== INPUT ROWS ==
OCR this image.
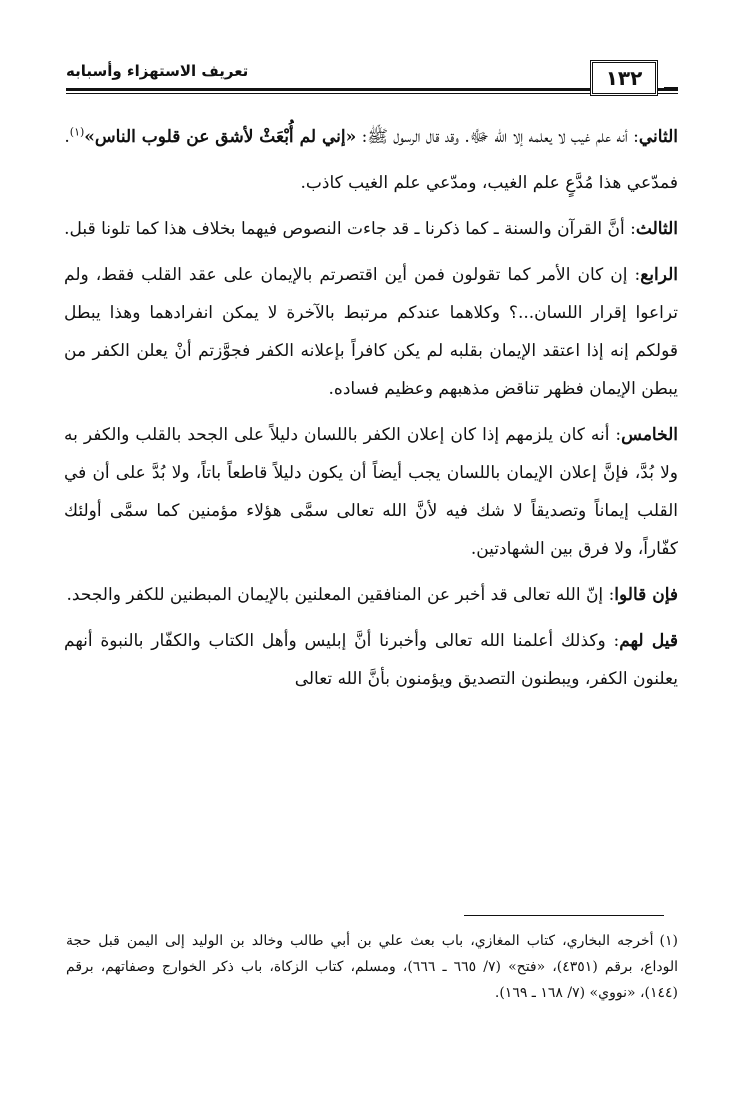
١٣٢
تعريف الاستهزاء وأسبابه

الثاني: أنه علم غيب لا يعلمه إلا الله ﷻ. وقد قال الرسول ﷺ: «إني لم أُبْعَثْ لأشق عن قلوب الناس»$^{(١)}$.

فمدّعي هذا مُدَّعٍ علم الغيب، ومدّعي علم الغيب كاذب.

الثالث: أنَّ القرآن والسنة ـ كما ذكرنا ـ قد جاءت النصوص فيهما بخلاف هذا كما تلونا قبل.

الرابع: إن كان الأمر كما تقولون فمن أين اقتصرتم بالإيمان على عقد القلب فقط، ولم تراعوا إقرار اللسان...؟ وكلاهما عندكم مرتبط بالآخرة لا يمكن انفرادهما وهذا يبطل قولكم إنه إذا اعتقد الإيمان بقلبه لم يكن كافراً بإعلانه الكفر فجوَّزتم أنْ يعلن الكفر من يبطن الإيمان فظهر تناقض مذهبهم وعظيم فساده.

الخامس: أنه كان يلزمهم إذا كان إعلان الكفر باللسان دليلاً على الجحد بالقلب والكفر به ولا بُدَّ، فإنَّ إعلان الإيمان باللسان يجب أيضاً أن يكون دليلاً قاطعاً باتاً، ولا بُدَّ على أن في القلب إيماناً وتصديقاً لا شك فيه لأنَّ الله تعالى سمَّى هؤلاء مؤمنين كما سمَّى أولئك كفّاراً، ولا فرق بين الشهادتين.

فإن قالوا: إنّ الله تعالى قد أخبر عن المنافقين المعلنين بالإيمان المبطنين للكفر والجحد.

قيل لهم: وكذلك أعلمنا الله تعالى وأخبرنا أنَّ إبليس وأهل الكتاب والكفّار بالنبوة أنهم يعلنون الكفر، ويبطنون التصديق ويؤمنون بأنَّ الله تعالى

(١)أخرجه البخاري، كتاب المغازي، باب بعث علي بن أبي طالب وخالد بن الوليد إلى اليمن قبل حجة الوداع، برقم (٤٣٥١)، «فتح» (٧/ ٦٦٥ ـ ٦٦٦)، ومسلم، كتاب الزكاة، باب ذكر الخوارج وصفاتهم، برقم (١٤٤)، «نووي» (٧/ ١٦٨ ـ ١٦٩).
===
PROBLEM STATEMENT:
Pull every line containing "بالإيمان" out of the data above.

EXERCISE OUTPUT:
الرابع: إن كان الأمر كما تقولون فمن أين اقتصرتم بالإيمان على عقد القلب فقط، ولم تراعوا إقرار اللسان...؟ وكلاهما عندكم مرتبط بالآخرة لا يمكن انفرادهما وهذا يبطل قولكم إنه إذا اعتقد الإيمان بقلبه لم يكن كافراً بإعلانه الكفر فجوَّزتم أنْ يعلن الكفر من يبطن الإيمان فظهر تناقض مذهبهم وعظيم فساده.
فإن قالوا: إنّ الله تعالى قد أخبر عن المنافقين المعلنين بالإيمان المبطنين للكفر والجحد.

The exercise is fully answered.